▶ _TASK TO CARRY OUT_:
Copy out all the entries exactly.

▶ _EXERCISE MATERIAL_:
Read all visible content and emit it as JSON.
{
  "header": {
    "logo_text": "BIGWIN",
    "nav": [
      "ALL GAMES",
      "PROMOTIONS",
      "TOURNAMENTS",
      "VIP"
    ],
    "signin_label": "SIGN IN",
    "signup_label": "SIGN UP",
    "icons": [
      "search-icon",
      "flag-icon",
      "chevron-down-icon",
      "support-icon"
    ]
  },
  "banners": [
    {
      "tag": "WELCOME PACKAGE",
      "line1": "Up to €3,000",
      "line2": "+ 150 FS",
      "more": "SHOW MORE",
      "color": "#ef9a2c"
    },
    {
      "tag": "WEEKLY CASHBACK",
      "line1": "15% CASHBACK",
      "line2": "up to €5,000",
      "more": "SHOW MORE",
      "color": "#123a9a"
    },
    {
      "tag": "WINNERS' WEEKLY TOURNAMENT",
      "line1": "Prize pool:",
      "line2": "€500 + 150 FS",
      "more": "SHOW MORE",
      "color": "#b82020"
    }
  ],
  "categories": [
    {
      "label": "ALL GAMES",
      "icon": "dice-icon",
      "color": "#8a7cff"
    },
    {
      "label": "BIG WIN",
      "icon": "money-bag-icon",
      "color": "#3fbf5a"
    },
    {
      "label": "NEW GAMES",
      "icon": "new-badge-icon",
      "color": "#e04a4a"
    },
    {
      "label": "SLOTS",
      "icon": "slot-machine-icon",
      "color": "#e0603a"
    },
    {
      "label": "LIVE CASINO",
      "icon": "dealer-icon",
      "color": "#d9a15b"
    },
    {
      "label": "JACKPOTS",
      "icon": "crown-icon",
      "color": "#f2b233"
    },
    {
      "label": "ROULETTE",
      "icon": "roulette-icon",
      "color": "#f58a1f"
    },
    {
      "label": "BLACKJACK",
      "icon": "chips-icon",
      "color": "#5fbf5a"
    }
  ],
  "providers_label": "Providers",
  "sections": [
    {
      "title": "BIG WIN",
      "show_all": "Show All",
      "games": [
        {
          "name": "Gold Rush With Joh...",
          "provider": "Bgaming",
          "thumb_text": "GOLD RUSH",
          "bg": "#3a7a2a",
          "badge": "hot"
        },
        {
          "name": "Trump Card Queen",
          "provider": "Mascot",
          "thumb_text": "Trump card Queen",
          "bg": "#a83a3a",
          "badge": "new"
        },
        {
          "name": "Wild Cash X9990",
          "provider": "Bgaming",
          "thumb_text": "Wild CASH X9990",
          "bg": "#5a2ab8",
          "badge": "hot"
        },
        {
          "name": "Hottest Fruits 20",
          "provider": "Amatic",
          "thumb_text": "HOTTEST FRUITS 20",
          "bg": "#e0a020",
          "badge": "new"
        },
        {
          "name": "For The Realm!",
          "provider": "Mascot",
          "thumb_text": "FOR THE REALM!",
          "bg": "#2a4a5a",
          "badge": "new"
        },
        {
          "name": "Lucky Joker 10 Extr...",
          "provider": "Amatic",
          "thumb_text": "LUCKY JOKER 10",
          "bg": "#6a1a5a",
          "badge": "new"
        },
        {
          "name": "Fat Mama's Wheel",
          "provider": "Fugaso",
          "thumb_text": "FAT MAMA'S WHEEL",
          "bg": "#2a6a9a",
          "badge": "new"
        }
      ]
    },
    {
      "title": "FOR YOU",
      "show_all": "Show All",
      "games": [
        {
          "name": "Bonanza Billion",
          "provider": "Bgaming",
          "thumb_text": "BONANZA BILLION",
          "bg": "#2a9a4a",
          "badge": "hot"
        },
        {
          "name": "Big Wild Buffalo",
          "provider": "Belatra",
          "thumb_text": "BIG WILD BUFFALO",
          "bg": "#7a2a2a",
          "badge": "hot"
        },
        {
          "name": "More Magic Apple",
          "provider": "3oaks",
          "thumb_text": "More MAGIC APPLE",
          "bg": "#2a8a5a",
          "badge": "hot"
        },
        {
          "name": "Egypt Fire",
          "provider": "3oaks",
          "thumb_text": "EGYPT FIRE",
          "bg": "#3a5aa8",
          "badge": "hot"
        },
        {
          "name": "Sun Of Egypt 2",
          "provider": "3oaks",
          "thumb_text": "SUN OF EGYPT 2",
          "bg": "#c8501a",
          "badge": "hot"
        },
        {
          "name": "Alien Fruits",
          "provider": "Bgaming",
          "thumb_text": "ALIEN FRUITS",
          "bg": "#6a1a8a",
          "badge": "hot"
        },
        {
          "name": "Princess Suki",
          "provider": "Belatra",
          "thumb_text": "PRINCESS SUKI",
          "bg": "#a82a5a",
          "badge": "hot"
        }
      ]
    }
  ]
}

▶ _REPLY_:
Read all visible content and emit it as JSON.
{
  "header": {
    "logo_text": "BIGWIN",
    "nav": [
      "ALL GAMES",
      "PROMOTIONS",
      "TOURNAMENTS",
      "VIP"
    ],
    "signin_label": "SIGN IN",
    "signup_label": "SIGN UP",
    "icons": [
      "search-icon",
      "flag-icon",
      "chevron-down-icon",
      "support-icon"
    ]
  },
  "banners": [
    {
      "tag": "WELCOME PACKAGE",
      "line1": "Up to €3,000",
      "line2": "+ 150 FS",
      "more": "SHOW MORE",
      "color": "#ef9a2c"
    },
    {
      "tag": "WEEKLY CASHBACK",
      "line1": "15% CASHBACK",
      "line2": "up to €5,000",
      "more": "SHOW MORE",
      "color": "#123a9a"
    },
    {
      "tag": "WINNERS' WEEKLY TOURNAMENT",
      "line1": "Prize pool:",
      "line2": "€500 + 150 FS",
      "more": "SHOW MORE",
      "color": "#b82020"
    }
  ],
  "categories": [
    {
      "label": "ALL GAMES",
      "icon": "dice-icon",
      "color": "#8a7cff"
    },
    {
      "label": "BIG WIN",
      "icon": "money-bag-icon",
      "color": "#3fbf5a"
    },
    {
      "label": "NEW GAMES",
      "icon": "new-badge-icon",
      "color": "#e04a4a"
    },
    {
      "label": "SLOTS",
      "icon": "slot-machine-icon",
      "color": "#e0603a"
    },
    {
      "label": "LIVE CASINO",
      "icon": "dealer-icon",
      "color": "#d9a15b"
    },
    {
      "label": "JACKPOTS",
      "icon": "crown-icon",
      "color": "#f2b233"
    },
    {
      "label": "ROULETTE",
      "icon": "roulette-icon",
      "color": "#f58a1f"
    },
    {
      "label": "BLACKJACK",
      "icon": "chips-icon",
      "color": "#5fbf5a"
    }
  ],
  "providers_label": "Providers",
  "sections": [
    {
      "title": "BIG WIN",
      "show_all": "Show All",
      "games": [
        {
          "name": "Gold Rush With Joh...",
          "provider": "Bgaming",
          "thumb_text": "GOLD RUSH",
          "bg": "#3a7a2a",
          "badge": "hot"
        },
        {
          "name": "Trump Card Queen",
          "provider": "Mascot",
          "thumb_text": "Trump card Queen",
          "bg": "#a83a3a",
          "badge": "new"
        },
        {
          "name": "Wild Cash X9990",
          "provider": "Bgaming",
          "thumb_text": "Wild CASH X9990",
          "bg": "#5a2ab8",
          "badge": "hot"
        },
        {
          "name": "Hottest Fruits 20",
          "provider": "Amatic",
          "thumb_text": "HOTTEST FRUITS 20",
          "bg": "#e0a020",
          "badge": "new"
        },
        {
          "name": "For The Realm!",
          "provider": "Mascot",
          "thumb_text": "FOR THE REALM!",
          "bg": "#2a4a5a",
          "badge": "new"
        },
        {
          "name": "Lucky Joker 10 Extr...",
          "provider": "Amatic",
          "thumb_text": "LUCKY JOKER 10",
          "bg": "#6a1a5a",
          "badge": "new"
        },
        {
          "name": "Fat Mama's Wheel",
          "provider": "Fugaso",
          "thumb_text": "FAT MAMA'S WHEEL",
          "bg": "#2a6a9a",
          "badge": "new"
        }
      ]
    },
    {
      "title": "FOR YOU",
      "show_all": "Show All",
      "games": [
        {
          "name": "Bonanza Billion",
          "provider": "Bgaming",
          "thumb_text": "BONANZA BILLION",
          "bg": "#2a9a4a",
          "badge": "hot"
        },
        {
          "name": "Big Wild Buffalo",
          "provider": "Belatra",
          "thumb_text": "BIG WILD BUFFALO",
          "bg": "#7a2a2a",
          "badge": "hot"
        },
        {
          "name": "More Magic Apple",
          "provider": "3oaks",
          "thumb_text": "More MAGIC APPLE",
          "bg": "#2a8a5a",
          "badge": "hot"
        },
        {
          "name": "Egypt Fire",
          "provider": "3oaks",
          "thumb_text": "EGYPT FIRE",
          "bg": "#3a5aa8",
          "badge": "hot"
        },
        {
          "name": "Sun Of Egypt 2",
          "provider": "3oaks",
          "thumb_text": "SUN OF EGYPT 2",
          "bg": "#c8501a",
          "badge": "hot"
        },
        {
          "name": "Alien Fruits",
          "provider": "Bgaming",
          "thumb_text": "ALIEN FRUITS",
          "bg": "#6a1a8a",
          "badge": "hot"
        },
        {
          "name": "Princess Suki",
          "provider": "Belatra",
          "thumb_text": "PRINCESS SUKI",
          "bg": "#a82a5a",
          "badge": "hot"
        }
      ]
    }
  ]
}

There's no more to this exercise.